--- WRITTEN EXERCISE ---
From the records below, extract all the text exactly and leave the images behind.

Stored entries

▬▬▬▬▬▬▬▬▬▬

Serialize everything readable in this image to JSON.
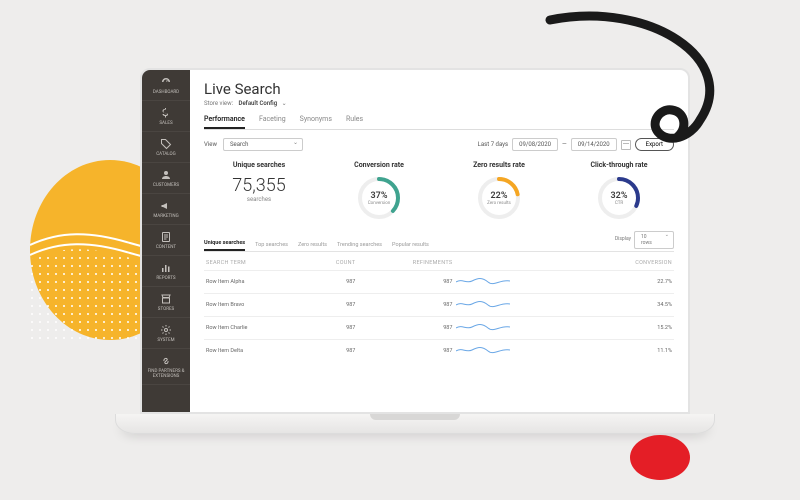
{
  "page": {
    "title": "Live Search",
    "storeview_label": "Store view:",
    "storeview_value": "Default Config"
  },
  "tabs": [
    {
      "label": "Performance",
      "active": true
    },
    {
      "label": "Faceting",
      "active": false
    },
    {
      "label": "Synonyms",
      "active": false
    },
    {
      "label": "Rules",
      "active": false
    }
  ],
  "controls": {
    "view_label": "View",
    "view_value": "Search",
    "range_label": "Last 7 days",
    "date_from": "09/08/2020",
    "date_to": "09/14/2020",
    "export": "Export"
  },
  "cards": {
    "unique": {
      "title": "Unique searches",
      "value": "75,355",
      "sub": "searches"
    },
    "conversion": {
      "title": "Conversion rate",
      "value": "37%",
      "sub": "Conversion",
      "pct": 37,
      "color": "#3fa38f"
    },
    "zero": {
      "title": "Zero results rate",
      "value": "22%",
      "sub": "Zero results",
      "pct": 22,
      "color": "#f5a623"
    },
    "ctr": {
      "title": "Click-through rate",
      "value": "32%",
      "sub": "CTR",
      "pct": 32,
      "color": "#2b3a8c"
    }
  },
  "inner_tabs": [
    {
      "label": "Unique searches",
      "active": true
    },
    {
      "label": "Top searches"
    },
    {
      "label": "Zero results"
    },
    {
      "label": "Trending searches"
    },
    {
      "label": "Popular results"
    }
  ],
  "display": {
    "label": "Display",
    "value": "10 rows"
  },
  "table": {
    "headers": {
      "term": "SEARCH TERM",
      "count": "COUNT",
      "ref": "REFINEMENTS",
      "conv": "CONVERSION"
    },
    "rows": [
      {
        "term": "Row Item Alpha",
        "count": "987",
        "ref": "987",
        "conv": "22.7%"
      },
      {
        "term": "Row Item Bravo",
        "count": "987",
        "ref": "987",
        "conv": "34.5%"
      },
      {
        "term": "Row Item Charlie",
        "count": "987",
        "ref": "987",
        "conv": "15.2%"
      },
      {
        "term": "Row Item Delta",
        "count": "987",
        "ref": "987",
        "conv": "11.1%"
      }
    ]
  },
  "sidebar": [
    {
      "label": "DASHBOARD",
      "icon": "gauge"
    },
    {
      "label": "SALES",
      "icon": "dollar"
    },
    {
      "label": "CATALOG",
      "icon": "tag"
    },
    {
      "label": "CUSTOMERS",
      "icon": "user"
    },
    {
      "label": "MARKETING",
      "icon": "megaphone"
    },
    {
      "label": "CONTENT",
      "icon": "doc"
    },
    {
      "label": "REPORTS",
      "icon": "bars"
    },
    {
      "label": "STORES",
      "icon": "store"
    },
    {
      "label": "SYSTEM",
      "icon": "gear"
    },
    {
      "label": "FIND PARTNERS & EXTENSIONS",
      "icon": "link"
    }
  ]
}
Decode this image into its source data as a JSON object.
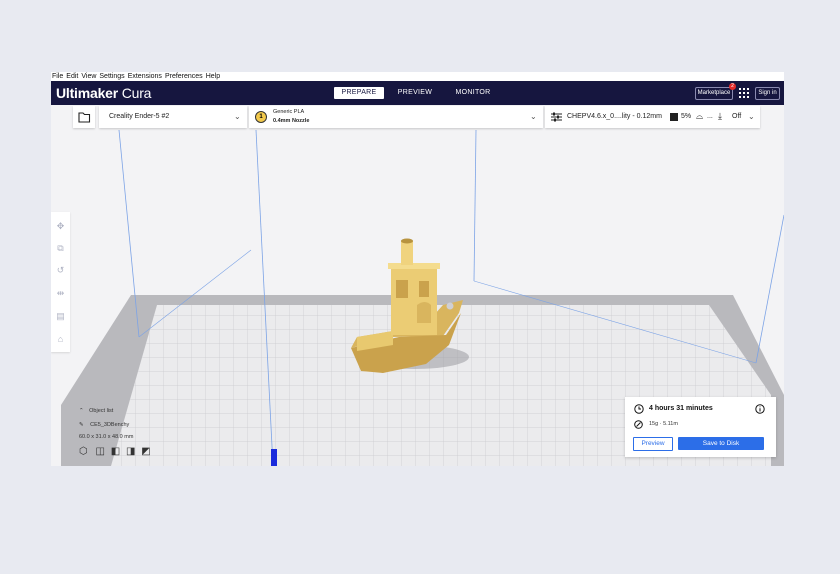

▬▬▬▬▬▬▬▬▬▬

--- COMPLETE OUTPUT ---
Serialize everything readable in this image to JSON.
{
  "page": {
    "title": "Live Search",
    "storeview_label": "Store view:",
    "storeview_value": "Default Config"
  },
  "tabs": [
    {
      "label": "Performance",
      "active": true
    },
    {
      "label": "Faceting",
      "active": false
    },
    {
      "label": "Synonyms",
      "active": false
    },
    {
      "label": "Rules",
      "active": false
    }
  ],
  "controls": {
    "view_label": "View",
    "view_value": "Search",
    "range_label": "Last 7 days",
    "date_from": "09/08/2020",
    "date_to": "09/14/2020",
    "export": "Export"
  },
  "cards": {
    "unique": {
      "title": "Unique searches",
      "value": "75,355",
      "sub": "searches"
    },
    "conversion": {
      "title": "Conversion rate",
      "value": "37%",
      "sub": "Conversion",
      "pct": 37,
      "color": "#3fa38f"
    },
    "zero": {
      "title": "Zero results rate",
      "value": "22%",
      "sub": "Zero results",
      "pct": 22,
      "color": "#f5a623"
    },
    "ctr": {
      "title": "Click-through rate",
      "value": "32%",
      "sub": "CTR",
      "pct": 32,
      "color": "#2b3a8c"
    }
  },
  "inner_tabs": [
    {
      "label": "Unique searches",
      "active": true
    },
    {
      "label": "Top searches"
    },
    {
      "label": "Zero results"
    },
    {
      "label": "Trending searches"
    },
    {
      "label": "Popular results"
    }
  ],
  "display": {
    "label": "Display",
    "value": "10 rows"
  },
  "table": {
    "headers": {
      "term": "SEARCH TERM",
      "count": "COUNT",
      "ref": "REFINEMENTS",
      "conv": "CONVERSION"
    },
    "rows": [
      {
        "term": "Row Item Alpha",
        "count": "987",
        "ref": "987",
        "conv": "22.7%"
      },
      {
        "term": "Row Item Bravo",
        "count": "987",
        "ref": "987",
        "conv": "34.5%"
      },
      {
        "term": "Row Item Charlie",
        "count": "987",
        "ref": "987",
        "conv": "15.2%"
      },
      {
        "term": "Row Item Delta",
        "count": "987",
        "ref": "987",
        "conv": "11.1%"
      }
    ]
  },
  "sidebar": [
    {
      "label": "DASHBOARD",
      "icon": "gauge"
    },
    {
      "label": "SALES",
      "icon": "dollar"
    },
    {
      "label": "CATALOG",
      "icon": "tag"
    },
    {
      "label": "CUSTOMERS",
      "icon": "user"
    },
    {
      "label": "MARKETING",
      "icon": "megaphone"
    },
    {
      "label": "CONTENT",
      "icon": "doc"
    },
    {
      "label": "REPORTS",
      "icon": "bars"
    },
    {
      "label": "STORES",
      "icon": "store"
    },
    {
      "label": "SYSTEM",
      "icon": "gear"
    },
    {
      "label": "FIND PARTNERS & EXTENSIONS",
      "icon": "link"
    }
  ]
}
Decode this image into its source data as a JSON object.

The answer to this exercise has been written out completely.